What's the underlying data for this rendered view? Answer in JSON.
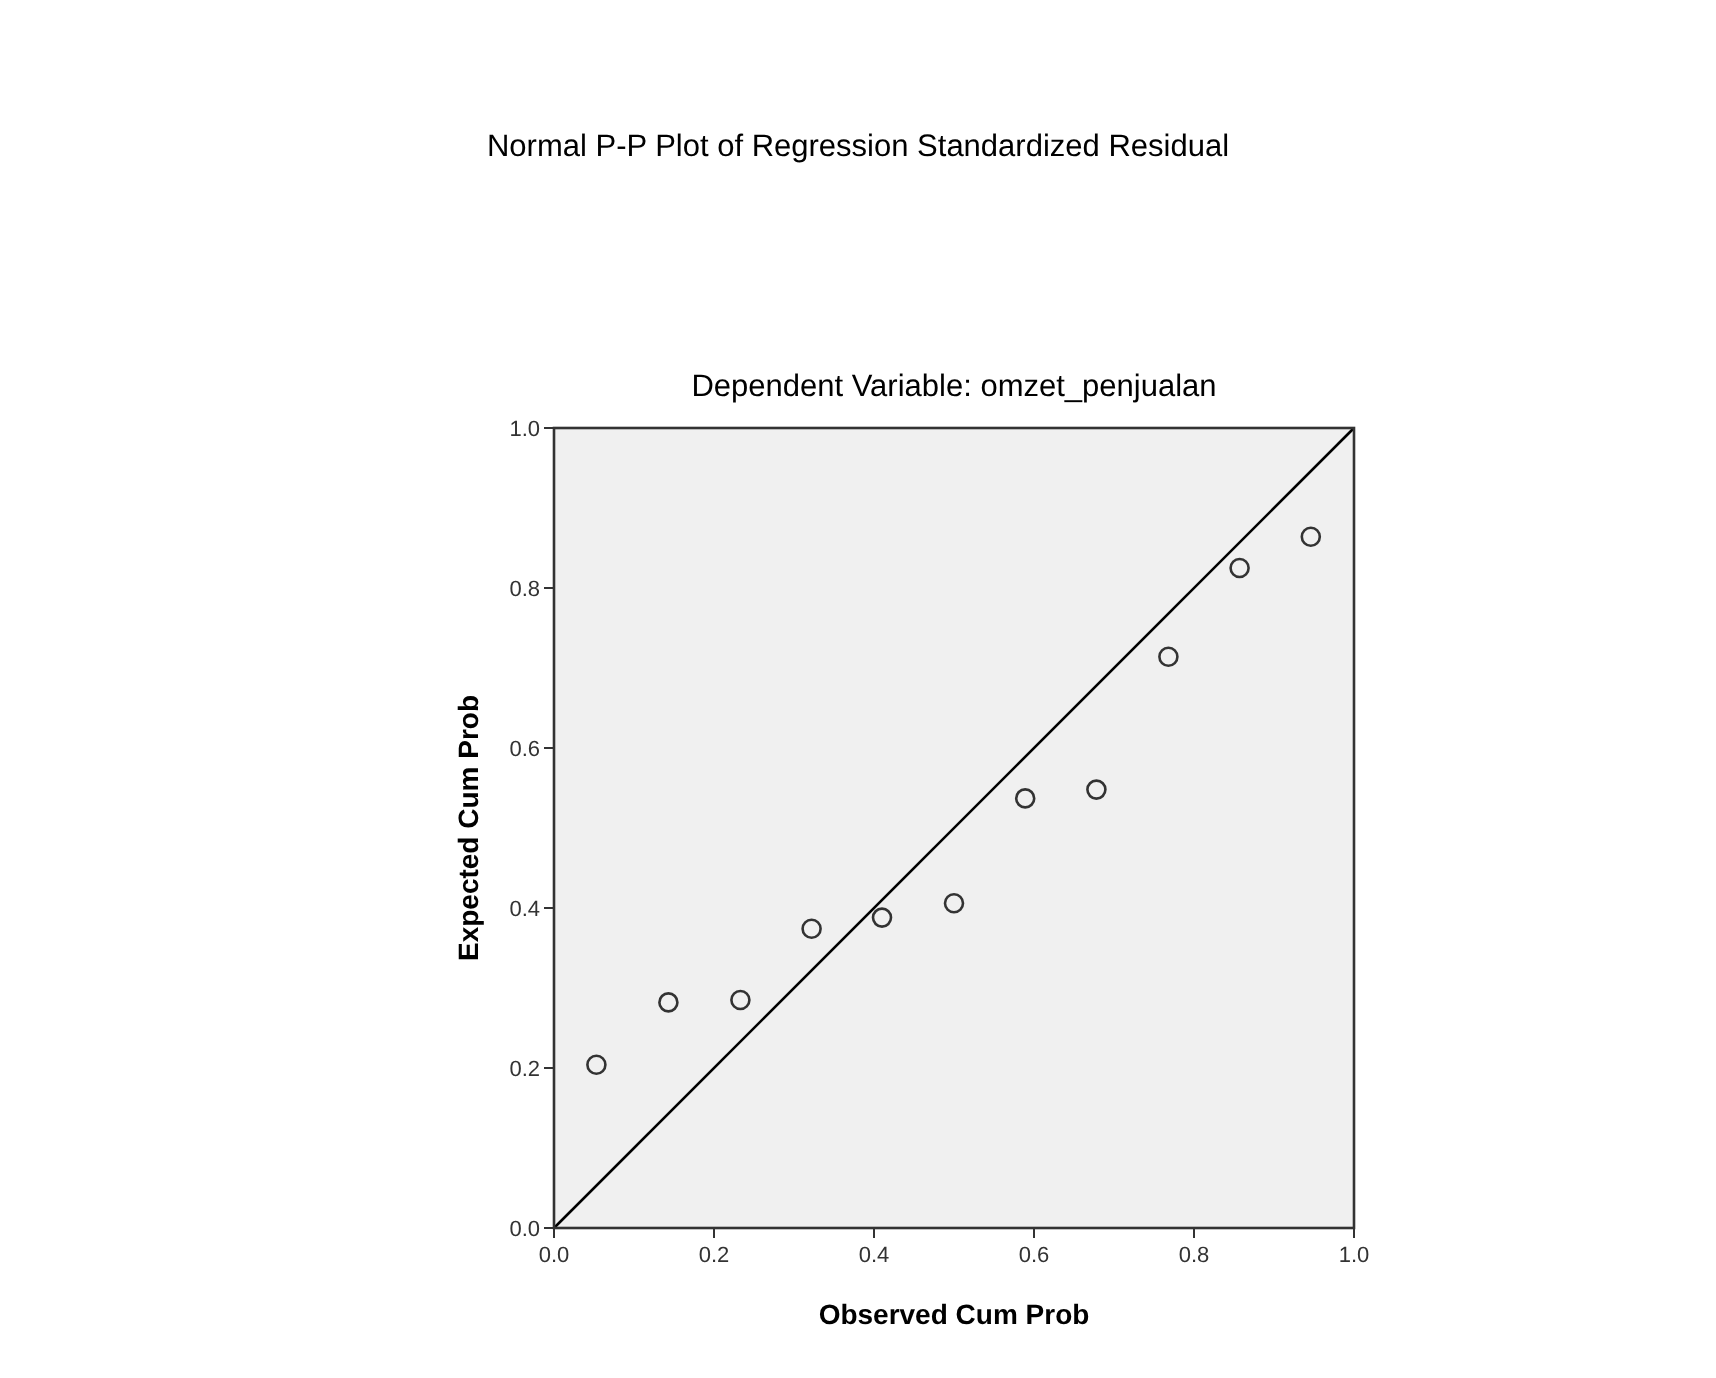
{
  "chart_data": {
    "type": "scatter",
    "title": "Normal P-P Plot of Regression Standardized Residual",
    "subtitle": "Dependent Variable: omzet_penjualan",
    "xlabel": "Observed Cum Prob",
    "ylabel": "Expected Cum Prob",
    "xlim": [
      0,
      1
    ],
    "ylim": [
      0,
      1
    ],
    "xticks": [
      {
        "value": 0,
        "label": "0.0"
      },
      {
        "value": 0.2,
        "label": "0.2"
      },
      {
        "value": 0.4,
        "label": "0.4"
      },
      {
        "value": 0.6,
        "label": "0.6"
      },
      {
        "value": 0.8,
        "label": "0.8"
      },
      {
        "value": 1,
        "label": "1.0"
      }
    ],
    "yticks": [
      {
        "value": 0,
        "label": "0.0"
      },
      {
        "value": 0.2,
        "label": "0.2"
      },
      {
        "value": 0.4,
        "label": "0.4"
      },
      {
        "value": 0.6,
        "label": "0.6"
      },
      {
        "value": 0.8,
        "label": "0.8"
      },
      {
        "value": 1,
        "label": "1.0"
      }
    ],
    "grid": false,
    "series": [
      {
        "color": "#333333",
        "marker": "circle",
        "x": [
          0.053,
          0.143,
          0.233,
          0.322,
          0.41,
          0.5,
          0.589,
          0.678,
          0.768,
          0.857,
          0.946
        ],
        "values": [
          0.204,
          0.282,
          0.285,
          0.374,
          0.388,
          0.406,
          0.537,
          0.548,
          0.714,
          0.825,
          0.864
        ]
      },
      {
        "type": "line",
        "color": "#000000",
        "marker": "none",
        "line_style": "solid",
        "x": [
          0,
          1
        ],
        "values": [
          0,
          1
        ]
      }
    ]
  }
}
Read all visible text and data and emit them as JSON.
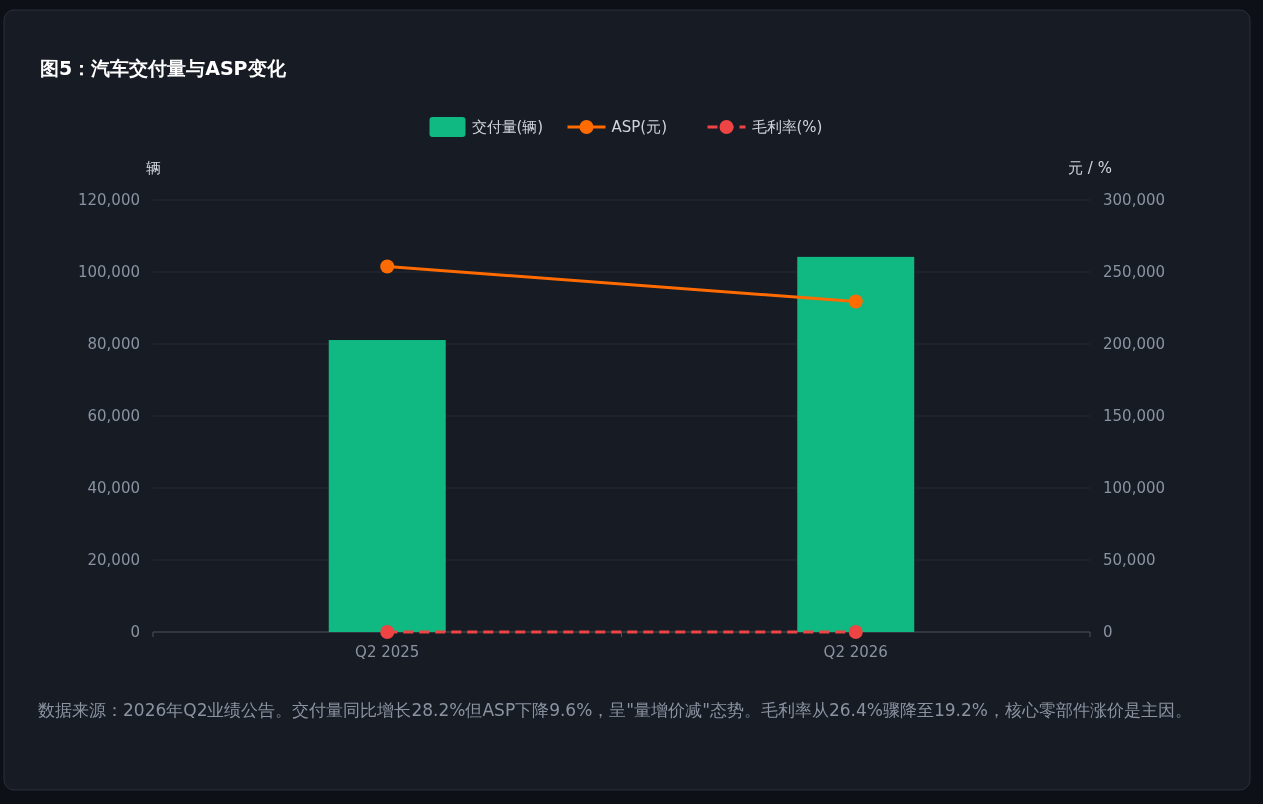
{
  "chart_data": {
    "type": "bar",
    "title": "图5：汽车交付量与ASP变化",
    "ylabel": "辆",
    "y2label": "元 / %",
    "categories": [
      "Q2 2025",
      "Q2 2026"
    ],
    "series": [
      {
        "name": "交付量(辆)",
        "color": "#10b981",
        "values": [
          81100,
          104200
        ]
      },
      {
        "name": "ASP(元)",
        "type": "line",
        "axis": "y2",
        "color": "#ff6b00",
        "values": [
          253800,
          229500
        ],
        "marker": "circle",
        "line_style": "solid"
      },
      {
        "name": "毛利率(%)",
        "type": "line",
        "axis": "y2",
        "color": "#ef4444",
        "values": [
          26.4,
          19.2
        ],
        "marker": "circle",
        "line_style": "dashed"
      }
    ],
    "ylim": [
      0,
      120000
    ],
    "yticks": [
      {
        "value": 0,
        "label": "0"
      },
      {
        "value": 20000,
        "label": "20,000"
      },
      {
        "value": 40000,
        "label": "40,000"
      },
      {
        "value": 60000,
        "label": "60,000"
      },
      {
        "value": 80000,
        "label": "80,000"
      },
      {
        "value": 100000,
        "label": "100,000"
      },
      {
        "value": 120000,
        "label": "120,000"
      }
    ],
    "y2lim": [
      0,
      300000
    ],
    "y2ticks": [
      {
        "value": 0,
        "label": "0"
      },
      {
        "value": 50000,
        "label": "50,000"
      },
      {
        "value": 100000,
        "label": "100,000"
      },
      {
        "value": 150000,
        "label": "150,000"
      },
      {
        "value": 200000,
        "label": "200,000"
      },
      {
        "value": 250000,
        "label": "250,000"
      },
      {
        "value": 300000,
        "label": "300,000"
      }
    ],
    "grid": "y",
    "legend": "top",
    "annotations": [
      "数据来源：2026年Q2业绩公告。交付量同比增长28.2%但ASP下降9.6%，呈\"量增价减\"态势。毛利率从26.4%骤降至19.2%，核心零部件涨价是主因。"
    ]
  }
}
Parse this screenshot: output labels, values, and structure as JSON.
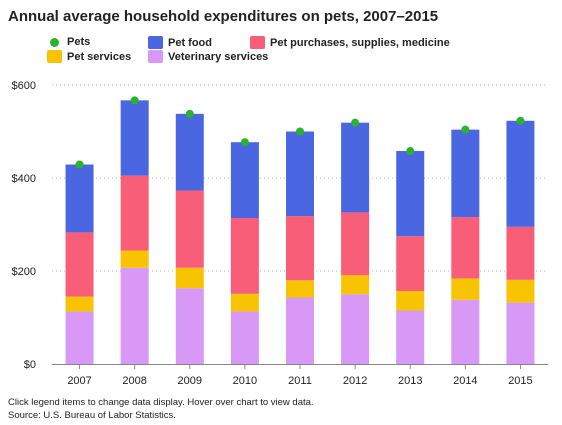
{
  "title": "Annual average household expenditures on pets, 2007–2015",
  "legend": [
    {
      "label": "Pets",
      "color": "#2bb32b",
      "marker": "dot"
    },
    {
      "label": "Pet food",
      "color": "#4a66e0",
      "marker": "square"
    },
    {
      "label": "Pet purchases, supplies, medicine",
      "color": "#f95e78",
      "marker": "square"
    },
    {
      "label": "Pet services",
      "color": "#f8c300",
      "marker": "square"
    },
    {
      "label": "Veterinary services",
      "color": "#d898f5",
      "marker": "square"
    }
  ],
  "footnotes": {
    "instructions": "Click legend items to change data display. Hover over chart to view data.",
    "source": "Source: U.S. Bureau of Labor Statistics."
  },
  "chart_data": {
    "type": "bar",
    "stacked": true,
    "categories": [
      "2007",
      "2008",
      "2009",
      "2010",
      "2011",
      "2012",
      "2013",
      "2014",
      "2015"
    ],
    "series": [
      {
        "name": "Veterinary services",
        "color": "#d898f5",
        "values": [
          113,
          207,
          163,
          113,
          143,
          150,
          115,
          138,
          132
        ]
      },
      {
        "name": "Pet services",
        "color": "#f8c300",
        "values": [
          32,
          37,
          44,
          38,
          37,
          41,
          42,
          46,
          49
        ]
      },
      {
        "name": "Pet purchases, supplies, medicine",
        "color": "#f95e78",
        "values": [
          138,
          161,
          166,
          163,
          138,
          135,
          118,
          132,
          114
        ]
      },
      {
        "name": "Pet food",
        "color": "#4a66e0",
        "values": [
          146,
          162,
          165,
          163,
          182,
          193,
          183,
          188,
          228
        ]
      }
    ],
    "line_series": {
      "name": "Pets",
      "color": "#2bb32b",
      "values": [
        429,
        567,
        538,
        477,
        500,
        519,
        458,
        504,
        523
      ]
    },
    "y_tick_labels": [
      "$0",
      "$200",
      "$400",
      "$600"
    ],
    "ylim": [
      0,
      600
    ],
    "grid": true
  }
}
═══
Except for the pictures, reproduce every line exactly.

SOLUTION TO THE EXERCISE
What's the underlying data for this rendered view? Answer in JSON.
{
  "chart_data": {
    "type": "scatter",
    "title": "Normal P-P Plot of Regression Standardized Residual",
    "subtitle": "Dependent Variable: omzet_penjualan",
    "xlabel": "Observed Cum Prob",
    "ylabel": "Expected Cum Prob",
    "xlim": [
      0,
      1
    ],
    "ylim": [
      0,
      1
    ],
    "xticks": [
      {
        "value": 0,
        "label": "0.0"
      },
      {
        "value": 0.2,
        "label": "0.2"
      },
      {
        "value": 0.4,
        "label": "0.4"
      },
      {
        "value": 0.6,
        "label": "0.6"
      },
      {
        "value": 0.8,
        "label": "0.8"
      },
      {
        "value": 1,
        "label": "1.0"
      }
    ],
    "yticks": [
      {
        "value": 0,
        "label": "0.0"
      },
      {
        "value": 0.2,
        "label": "0.2"
      },
      {
        "value": 0.4,
        "label": "0.4"
      },
      {
        "value": 0.6,
        "label": "0.6"
      },
      {
        "value": 0.8,
        "label": "0.8"
      },
      {
        "value": 1,
        "label": "1.0"
      }
    ],
    "grid": false,
    "series": [
      {
        "color": "#333333",
        "marker": "circle",
        "x": [
          0.053,
          0.143,
          0.233,
          0.322,
          0.41,
          0.5,
          0.589,
          0.678,
          0.768,
          0.857,
          0.946
        ],
        "values": [
          0.204,
          0.282,
          0.285,
          0.374,
          0.388,
          0.406,
          0.537,
          0.548,
          0.714,
          0.825,
          0.864
        ]
      },
      {
        "type": "line",
        "color": "#000000",
        "marker": "none",
        "line_style": "solid",
        "x": [
          0,
          1
        ],
        "values": [
          0,
          1
        ]
      }
    ]
  }
}
Read all visible text and data and emit them as JSON.
{
  "chart_data": {
    "type": "bar",
    "title": "图5：汽车交付量与ASP变化",
    "ylabel": "辆",
    "y2label": "元 / %",
    "categories": [
      "Q2 2025",
      "Q2 2026"
    ],
    "series": [
      {
        "name": "交付量(辆)",
        "color": "#10b981",
        "values": [
          81100,
          104200
        ]
      },
      {
        "name": "ASP(元)",
        "type": "line",
        "axis": "y2",
        "color": "#ff6b00",
        "values": [
          253800,
          229500
        ],
        "marker": "circle",
        "line_style": "solid"
      },
      {
        "name": "毛利率(%)",
        "type": "line",
        "axis": "y2",
        "color": "#ef4444",
        "values": [
          26.4,
          19.2
        ],
        "marker": "circle",
        "line_style": "dashed"
      }
    ],
    "ylim": [
      0,
      120000
    ],
    "yticks": [
      {
        "value": 0,
        "label": "0"
      },
      {
        "value": 20000,
        "label": "20,000"
      },
      {
        "value": 40000,
        "label": "40,000"
      },
      {
        "value": 60000,
        "label": "60,000"
      },
      {
        "value": 80000,
        "label": "80,000"
      },
      {
        "value": 100000,
        "label": "100,000"
      },
      {
        "value": 120000,
        "label": "120,000"
      }
    ],
    "y2lim": [
      0,
      300000
    ],
    "y2ticks": [
      {
        "value": 0,
        "label": "0"
      },
      {
        "value": 50000,
        "label": "50,000"
      },
      {
        "value": 100000,
        "label": "100,000"
      },
      {
        "value": 150000,
        "label": "150,000"
      },
      {
        "value": 200000,
        "label": "200,000"
      },
      {
        "value": 250000,
        "label": "250,000"
      },
      {
        "value": 300000,
        "label": "300,000"
      }
    ],
    "grid": "y",
    "legend": "top",
    "annotations": [
      "数据来源：2026年Q2业绩公告。交付量同比增长28.2%但ASP下降9.6%，呈\"量增价减\"态势。毛利率从26.4%骤降至19.2%，核心零部件涨价是主因。"
    ]
  }
}
Parse this screenshot: output labels, values, and structure as JSON.
{
  "title": "Annual average household expenditures on pets, 2007–2015",
  "legend": [
    {
      "label": "Pets",
      "color": "#2bb32b",
      "marker": "dot"
    },
    {
      "label": "Pet food",
      "color": "#4a66e0",
      "marker": "square"
    },
    {
      "label": "Pet purchases, supplies, medicine",
      "color": "#f95e78",
      "marker": "square"
    },
    {
      "label": "Pet services",
      "color": "#f8c300",
      "marker": "square"
    },
    {
      "label": "Veterinary services",
      "color": "#d898f5",
      "marker": "square"
    }
  ],
  "footnotes": {
    "instructions": "Click legend items to change data display. Hover over chart to view data.",
    "source": "Source: U.S. Bureau of Labor Statistics."
  },
  "chart_data": {
    "type": "bar",
    "stacked": true,
    "categories": [
      "2007",
      "2008",
      "2009",
      "2010",
      "2011",
      "2012",
      "2013",
      "2014",
      "2015"
    ],
    "series": [
      {
        "name": "Veterinary services",
        "color": "#d898f5",
        "values": [
          113,
          207,
          163,
          113,
          143,
          150,
          115,
          138,
          132
        ]
      },
      {
        "name": "Pet services",
        "color": "#f8c300",
        "values": [
          32,
          37,
          44,
          38,
          37,
          41,
          42,
          46,
          49
        ]
      },
      {
        "name": "Pet purchases, supplies, medicine",
        "color": "#f95e78",
        "values": [
          138,
          161,
          166,
          163,
          138,
          135,
          118,
          132,
          114
        ]
      },
      {
        "name": "Pet food",
        "color": "#4a66e0",
        "values": [
          146,
          162,
          165,
          163,
          182,
          193,
          183,
          188,
          228
        ]
      }
    ],
    "line_series": {
      "name": "Pets",
      "color": "#2bb32b",
      "values": [
        429,
        567,
        538,
        477,
        500,
        519,
        458,
        504,
        523
      ]
    },
    "y_tick_labels": [
      "$0",
      "$200",
      "$400",
      "$600"
    ],
    "ylim": [
      0,
      600
    ],
    "grid": true
  }
}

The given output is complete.